### AIM
All of the entries need to be written out again, exactly as they are.

### DATA RECORDS
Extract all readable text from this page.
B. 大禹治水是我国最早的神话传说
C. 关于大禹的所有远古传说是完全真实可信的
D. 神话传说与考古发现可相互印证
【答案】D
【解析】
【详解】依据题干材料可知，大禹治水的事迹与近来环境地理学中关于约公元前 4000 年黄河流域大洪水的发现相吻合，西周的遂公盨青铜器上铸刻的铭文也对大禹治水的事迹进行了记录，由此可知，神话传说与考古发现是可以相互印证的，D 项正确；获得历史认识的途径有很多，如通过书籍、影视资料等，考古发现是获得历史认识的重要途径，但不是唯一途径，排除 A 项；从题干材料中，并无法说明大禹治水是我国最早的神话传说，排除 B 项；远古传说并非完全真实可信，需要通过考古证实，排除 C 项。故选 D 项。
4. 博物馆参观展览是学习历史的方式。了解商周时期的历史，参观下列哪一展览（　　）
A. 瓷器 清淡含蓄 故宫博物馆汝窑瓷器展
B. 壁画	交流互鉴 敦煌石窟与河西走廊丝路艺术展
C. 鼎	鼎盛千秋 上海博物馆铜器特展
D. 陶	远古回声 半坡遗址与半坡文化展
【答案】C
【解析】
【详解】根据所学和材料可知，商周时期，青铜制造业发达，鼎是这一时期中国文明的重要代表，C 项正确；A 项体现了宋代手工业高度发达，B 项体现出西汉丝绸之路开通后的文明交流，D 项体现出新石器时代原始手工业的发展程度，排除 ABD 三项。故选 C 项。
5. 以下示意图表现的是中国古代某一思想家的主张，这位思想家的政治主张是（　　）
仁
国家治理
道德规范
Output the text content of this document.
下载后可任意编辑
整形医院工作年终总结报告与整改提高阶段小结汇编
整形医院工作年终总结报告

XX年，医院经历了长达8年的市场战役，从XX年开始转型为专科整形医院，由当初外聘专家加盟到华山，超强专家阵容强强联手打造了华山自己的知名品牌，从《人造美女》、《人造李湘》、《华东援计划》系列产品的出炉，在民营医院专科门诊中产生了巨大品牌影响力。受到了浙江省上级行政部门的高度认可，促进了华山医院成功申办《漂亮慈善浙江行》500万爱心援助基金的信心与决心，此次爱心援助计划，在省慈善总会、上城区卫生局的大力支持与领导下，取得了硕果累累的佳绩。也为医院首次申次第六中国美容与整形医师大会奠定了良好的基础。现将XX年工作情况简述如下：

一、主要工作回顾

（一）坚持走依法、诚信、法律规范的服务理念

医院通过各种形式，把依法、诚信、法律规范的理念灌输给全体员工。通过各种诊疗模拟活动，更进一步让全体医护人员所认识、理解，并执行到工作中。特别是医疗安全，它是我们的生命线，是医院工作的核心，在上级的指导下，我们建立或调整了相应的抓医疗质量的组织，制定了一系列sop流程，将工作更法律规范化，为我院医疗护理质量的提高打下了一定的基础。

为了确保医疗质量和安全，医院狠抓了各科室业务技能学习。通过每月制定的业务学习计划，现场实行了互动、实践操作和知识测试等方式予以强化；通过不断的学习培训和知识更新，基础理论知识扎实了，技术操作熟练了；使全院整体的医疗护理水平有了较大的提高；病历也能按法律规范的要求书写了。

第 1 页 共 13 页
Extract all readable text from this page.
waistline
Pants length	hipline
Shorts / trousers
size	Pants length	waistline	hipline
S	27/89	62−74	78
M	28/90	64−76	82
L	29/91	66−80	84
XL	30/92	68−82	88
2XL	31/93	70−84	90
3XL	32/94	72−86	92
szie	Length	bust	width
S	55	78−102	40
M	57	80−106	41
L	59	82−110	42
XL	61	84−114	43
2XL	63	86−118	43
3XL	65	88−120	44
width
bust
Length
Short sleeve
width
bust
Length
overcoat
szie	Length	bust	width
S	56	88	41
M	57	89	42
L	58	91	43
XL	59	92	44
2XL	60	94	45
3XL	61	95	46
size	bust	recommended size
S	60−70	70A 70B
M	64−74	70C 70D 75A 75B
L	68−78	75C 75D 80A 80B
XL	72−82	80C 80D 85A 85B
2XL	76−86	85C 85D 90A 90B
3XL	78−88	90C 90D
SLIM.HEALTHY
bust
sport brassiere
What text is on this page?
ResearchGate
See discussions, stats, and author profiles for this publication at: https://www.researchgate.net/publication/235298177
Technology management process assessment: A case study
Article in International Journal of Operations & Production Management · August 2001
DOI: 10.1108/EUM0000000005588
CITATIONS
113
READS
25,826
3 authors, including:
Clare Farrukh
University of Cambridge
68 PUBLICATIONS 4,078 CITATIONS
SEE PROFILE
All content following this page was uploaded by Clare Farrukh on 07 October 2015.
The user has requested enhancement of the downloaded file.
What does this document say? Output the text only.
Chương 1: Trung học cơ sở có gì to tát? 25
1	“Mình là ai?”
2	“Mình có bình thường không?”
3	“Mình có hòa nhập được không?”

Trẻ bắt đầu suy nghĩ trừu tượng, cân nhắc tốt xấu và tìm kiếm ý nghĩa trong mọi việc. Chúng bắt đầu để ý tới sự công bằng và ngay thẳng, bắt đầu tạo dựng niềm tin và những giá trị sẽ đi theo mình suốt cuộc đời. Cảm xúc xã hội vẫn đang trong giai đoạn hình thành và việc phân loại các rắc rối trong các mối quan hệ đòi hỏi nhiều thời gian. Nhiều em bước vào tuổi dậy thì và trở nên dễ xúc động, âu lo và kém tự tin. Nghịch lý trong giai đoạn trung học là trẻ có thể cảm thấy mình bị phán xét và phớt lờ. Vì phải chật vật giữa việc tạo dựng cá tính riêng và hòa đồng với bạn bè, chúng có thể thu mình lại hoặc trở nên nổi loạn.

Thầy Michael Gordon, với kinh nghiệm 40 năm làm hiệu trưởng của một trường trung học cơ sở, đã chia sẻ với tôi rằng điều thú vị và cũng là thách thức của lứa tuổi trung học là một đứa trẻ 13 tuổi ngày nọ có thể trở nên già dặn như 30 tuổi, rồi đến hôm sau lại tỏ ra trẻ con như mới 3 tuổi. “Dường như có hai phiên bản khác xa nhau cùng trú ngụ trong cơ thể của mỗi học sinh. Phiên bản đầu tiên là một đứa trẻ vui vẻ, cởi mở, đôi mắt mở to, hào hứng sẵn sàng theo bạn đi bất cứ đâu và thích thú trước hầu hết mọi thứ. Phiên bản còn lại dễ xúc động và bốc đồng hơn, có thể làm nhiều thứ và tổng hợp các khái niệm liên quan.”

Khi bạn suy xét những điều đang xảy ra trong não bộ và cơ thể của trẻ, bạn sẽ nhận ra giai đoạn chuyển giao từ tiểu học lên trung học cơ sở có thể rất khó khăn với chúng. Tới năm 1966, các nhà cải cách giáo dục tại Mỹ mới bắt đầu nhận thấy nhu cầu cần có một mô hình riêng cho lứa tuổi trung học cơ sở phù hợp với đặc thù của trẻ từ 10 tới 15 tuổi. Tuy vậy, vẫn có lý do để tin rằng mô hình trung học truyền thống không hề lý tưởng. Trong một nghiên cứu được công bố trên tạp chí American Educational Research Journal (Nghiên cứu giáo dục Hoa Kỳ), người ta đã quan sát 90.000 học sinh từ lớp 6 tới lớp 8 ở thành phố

### WRITTEN REPLY
Extract all readable text from this page.
B. 大禹治水是我国最早的神话传说
C. 关于大禹的所有远古传说是完全真实可信的
D. 神话传说与考古发现可相互印证
【答案】D
【解析】
【详解】依据题干材料可知，大禹治水的事迹与近来环境地理学中关于约公元前 4000 年黄河流域大洪水的发现相吻合，西周的遂公盨青铜器上铸刻的铭文也对大禹治水的事迹进行了记录，由此可知，神话传说与考古发现是可以相互印证的，D 项正确；获得历史认识的途径有很多，如通过书籍、影视资料等，考古发现是获得历史认识的重要途径，但不是唯一途径，排除 A 项；从题干材料中，并无法说明大禹治水是我国最早的神话传说，排除 B 项；远古传说并非完全真实可信，需要通过考古证实，排除 C 项。故选 D 项。
4. 博物馆参观展览是学习历史的方式。了解商周时期的历史，参观下列哪一展览（　　）
A. 瓷器 清淡含蓄 故宫博物馆汝窑瓷器展
B. 壁画	交流互鉴 敦煌石窟与河西走廊丝路艺术展
C. 鼎	鼎盛千秋 上海博物馆铜器特展
D. 陶	远古回声 半坡遗址与半坡文化展
【答案】C
【解析】
【详解】根据所学和材料可知，商周时期，青铜制造业发达，鼎是这一时期中国文明的重要代表，C 项正确；A 项体现了宋代手工业高度发达，B 项体现出西汉丝绸之路开通后的文明交流，D 项体现出新石器时代原始手工业的发展程度，排除 ABD 三项。故选 C 项。
5. 以下示意图表现的是中国古代某一思想家的主张，这位思想家的政治主张是（　　）
仁
国家治理
道德规范
Output the text content of this document.
下载后可任意编辑
整形医院工作年终总结报告与整改提高阶段小结汇编
整形医院工作年终总结报告

XX年，医院经历了长达8年的市场战役，从XX年开始转型为专科整形医院，由当初外聘专家加盟到华山，超强专家阵容强强联手打造了华山自己的知名品牌，从《人造美女》、《人造李湘》、《华东援计划》系列产品的出炉，在民营医院专科门诊中产生了巨大品牌影响力。受到了浙江省上级行政部门的高度认可，促进了华山医院成功申办《漂亮慈善浙江行》500万爱心援助基金的信心与决心，此次爱心援助计划，在省慈善总会、上城区卫生局的大力支持与领导下，取得了硕果累累的佳绩。也为医院首次申次第六中国美容与整形医师大会奠定了良好的基础。现将XX年工作情况简述如下：

一、主要工作回顾

（一）坚持走依法、诚信、法律规范的服务理念

医院通过各种形式，把依法、诚信、法律规范的理念灌输给全体员工。通过各种诊疗模拟活动，更进一步让全体医护人员所认识、理解，并执行到工作中。特别是医疗安全，它是我们的生命线，是医院工作的核心，在上级的指导下，我们建立或调整了相应的抓医疗质量的组织，制定了一系列sop流程，将工作更法律规范化，为我院医疗护理质量的提高打下了一定的基础。

为了确保医疗质量和安全，医院狠抓了各科室业务技能学习。通过每月制定的业务学习计划，现场实行了互动、实践操作和知识测试等方式予以强化；通过不断的学习培训和知识更新，基础理论知识扎实了，技术操作熟练了；使全院整体的医疗护理水平有了较大的提高；病历也能按法律规范的要求书写了。

第 1 页 共 13 页
Extract all readable text from this page.
waistline
Pants length	hipline
Shorts / trousers
size	Pants length	waistline	hipline
S	27/89	62−74	78
M	28/90	64−76	82
L	29/91	66−80	84
XL	30/92	68−82	88
2XL	31/93	70−84	90
3XL	32/94	72−86	92
szie	Length	bust	width
S	55	78−102	40
M	57	80−106	41
L	59	82−110	42
XL	61	84−114	43
2XL	63	86−118	43
3XL	65	88−120	44
width
bust
Length
Short sleeve
width
bust
Length
overcoat
szie	Length	bust	width
S	56	88	41
M	57	89	42
L	58	91	43
XL	59	92	44
2XL	60	94	45
3XL	61	95	46
size	bust	recommended size
S	60−70	70A 70B
M	64−74	70C 70D 75A 75B
L	68−78	75C 75D 80A 80B
XL	72−82	80C 80D 85A 85B
2XL	76−86	85C 85D 90A 90B
3XL	78−88	90C 90D
SLIM.HEALTHY
bust
sport brassiere
What text is on this page?
ResearchGate
See discussions, stats, and author profiles for this publication at: https://www.researchgate.net/publication/235298177
Technology management process assessment: A case study
Article in International Journal of Operations & Production Management · August 2001
DOI: 10.1108/EUM0000000005588
CITATIONS
113
READS
25,826
3 authors, including:
Clare Farrukh
University of Cambridge
68 PUBLICATIONS 4,078 CITATIONS
SEE PROFILE
All content following this page was uploaded by Clare Farrukh on 07 October 2015.
The user has requested enhancement of the downloaded file.
What does this document say? Output the text only.
Chương 1: Trung học cơ sở có gì to tát? 25
1	“Mình là ai?”
2	“Mình có bình thường không?”
3	“Mình có hòa nhập được không?”

Trẻ bắt đầu suy nghĩ trừu tượng, cân nhắc tốt xấu và tìm kiếm ý nghĩa trong mọi việc. Chúng bắt đầu để ý tới sự công bằng và ngay thẳng, bắt đầu tạo dựng niềm tin và những giá trị sẽ đi theo mình suốt cuộc đời. Cảm xúc xã hội vẫn đang trong giai đoạn hình thành và việc phân loại các rắc rối trong các mối quan hệ đòi hỏi nhiều thời gian. Nhiều em bước vào tuổi dậy thì và trở nên dễ xúc động, âu lo và kém tự tin. Nghịch lý trong giai đoạn trung học là trẻ có thể cảm thấy mình bị phán xét và phớt lờ. Vì phải chật vật giữa việc tạo dựng cá tính riêng và hòa đồng với bạn bè, chúng có thể thu mình lại hoặc trở nên nổi loạn.

Thầy Michael Gordon, với kinh nghiệm 40 năm làm hiệu trưởng của một trường trung học cơ sở, đã chia sẻ với tôi rằng điều thú vị và cũng là thách thức của lứa tuổi trung học là một đứa trẻ 13 tuổi ngày nọ có thể trở nên già dặn như 30 tuổi, rồi đến hôm sau lại tỏ ra trẻ con như mới 3 tuổi. “Dường như có hai phiên bản khác xa nhau cùng trú ngụ trong cơ thể của mỗi học sinh. Phiên bản đầu tiên là một đứa trẻ vui vẻ, cởi mở, đôi mắt mở to, hào hứng sẵn sàng theo bạn đi bất cứ đâu và thích thú trước hầu hết mọi thứ. Phiên bản còn lại dễ xúc động và bốc đồng hơn, có thể làm nhiều thứ và tổng hợp các khái niệm liên quan.”

Khi bạn suy xét những điều đang xảy ra trong não bộ và cơ thể của trẻ, bạn sẽ nhận ra giai đoạn chuyển giao từ tiểu học lên trung học cơ sở có thể rất khó khăn với chúng. Tới năm 1966, các nhà cải cách giáo dục tại Mỹ mới bắt đầu nhận thấy nhu cầu cần có một mô hình riêng cho lứa tuổi trung học cơ sở phù hợp với đặc thù của trẻ từ 10 tới 15 tuổi. Tuy vậy, vẫn có lý do để tin rằng mô hình trung học truyền thống không hề lý tưởng. Trong một nghiên cứu được công bố trên tạp chí American Educational Research Journal (Nghiên cứu giáo dục Hoa Kỳ), người ta đã quan sát 90.000 học sinh từ lớp 6 tới lớp 8 ở thành phố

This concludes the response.